Exercise instructions |
Copy out each line of the entries below in which the string "species" appears.
*** Available data ***
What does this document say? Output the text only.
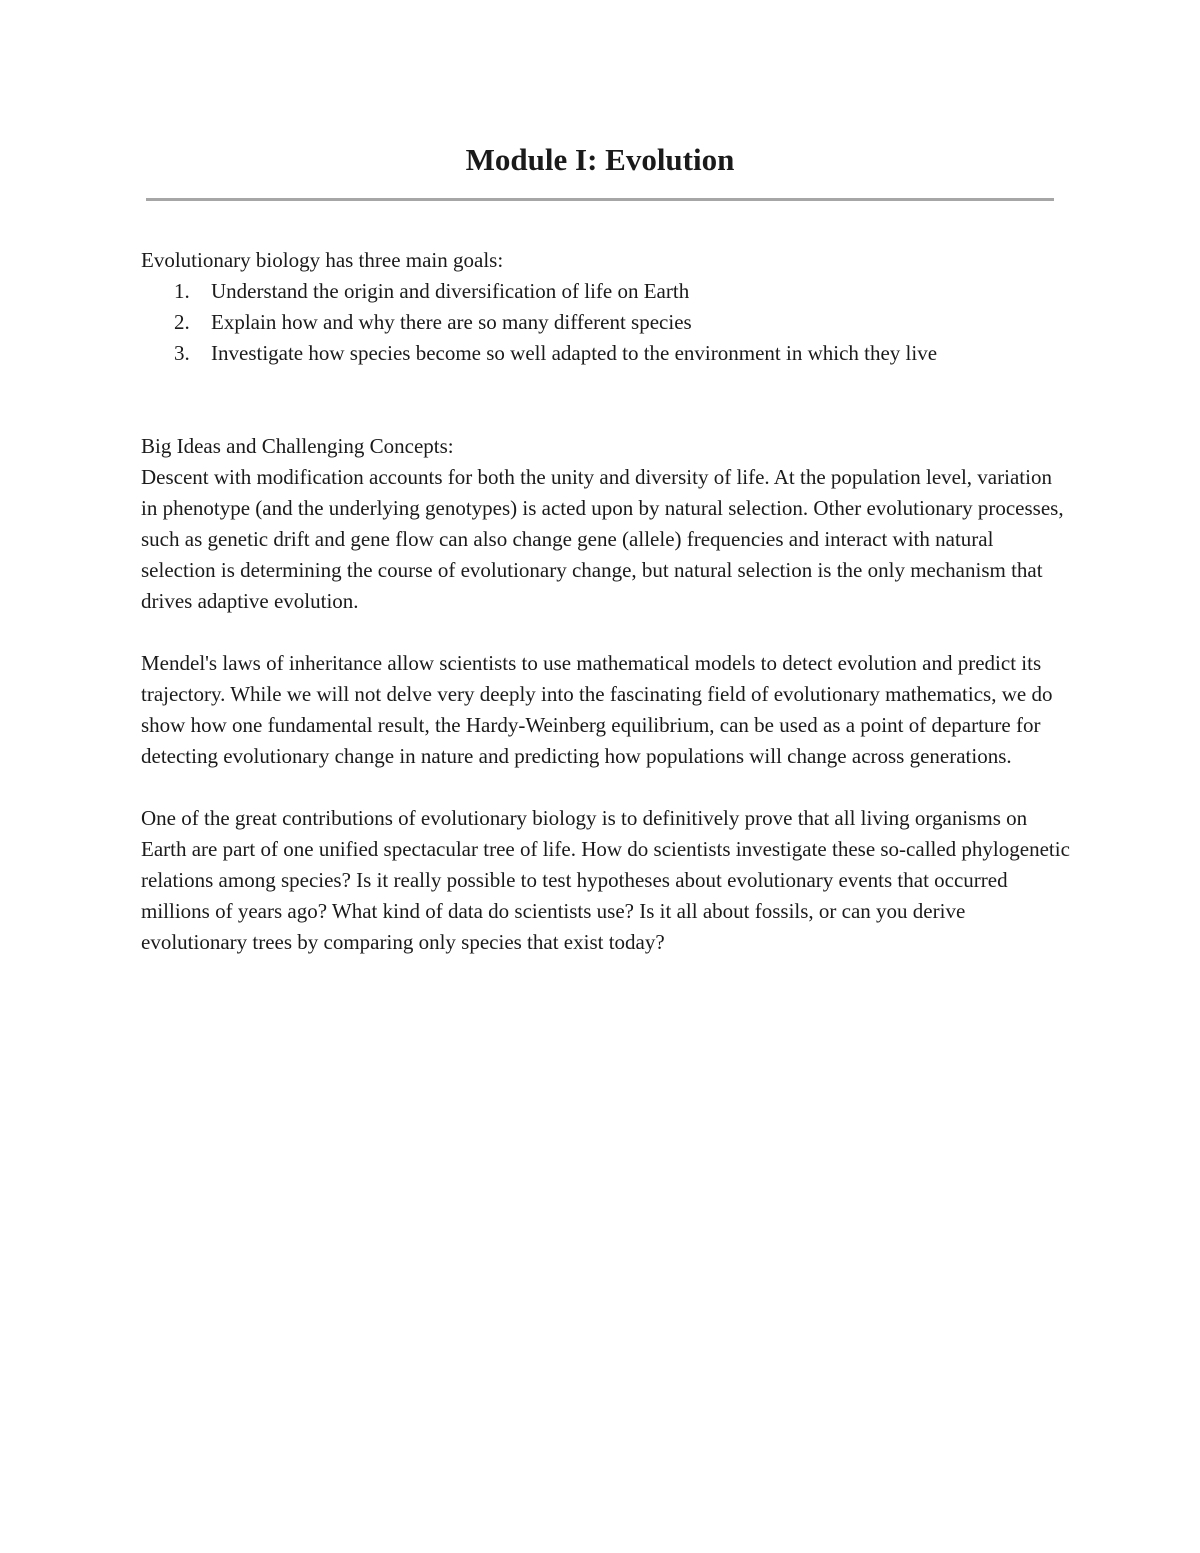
Module I: Evolution

Evolutionary biology has three main goals:

1. Understand the origin and diversification of life on Earth
2. Explain how and why there are so many different species
3. Investigate how species become so well adapted to the environment in which they live

Big Ideas and Challenging Concepts:

Descent with modification accounts for both the unity and diversity of life. At the population level, variation in phenotype (and the underlying genotypes) is acted upon by natural selection. Other evolutionary processes, such as genetic drift and gene flow can also change gene (allele) frequencies and interact with natural selection is determining the course of evolutionary change, but natural selection is the only mechanism that drives adaptive evolution.

Mendel's laws of inheritance allow scientists to use mathematical models to detect evolution and predict its trajectory. While we will not delve very deeply into the fascinating field of evolutionary mathematics, we do show how one fundamental result, the Hardy-Weinberg equilibrium, can be used as a point of departure for detecting evolutionary change in nature and predicting how populations will change across generations.

One of the great contributions of evolutionary biology is to definitively prove that all living organisms on Earth are part of one unified spectacular tree of life. How do scientists investigate these so-called phylogenetic relations among species? Is it really possible to test hypotheses about evolutionary events that occurred millions of years ago? What kind of data do scientists use? Is it all about fossils, or can you derive evolutionary trees by comparing only species that exist today?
*** End of Available data ***
Expected answer |
2. Explain how and why there are so many different species
3. Investigate how species become so well adapted to the environment in which they live
One of the great contributions of evolutionary biology is to definitively prove that all living organisms on Earth are part of one unified spectacular tree of life. How do scientists investigate these so-called phylogenetic relations among species? Is it really possible to test hypotheses about evolutionary events that occurred millions of years ago? What kind of data do scientists use? Is it all about fossils, or can you derive evolutionary trees by comparing only species that exist today?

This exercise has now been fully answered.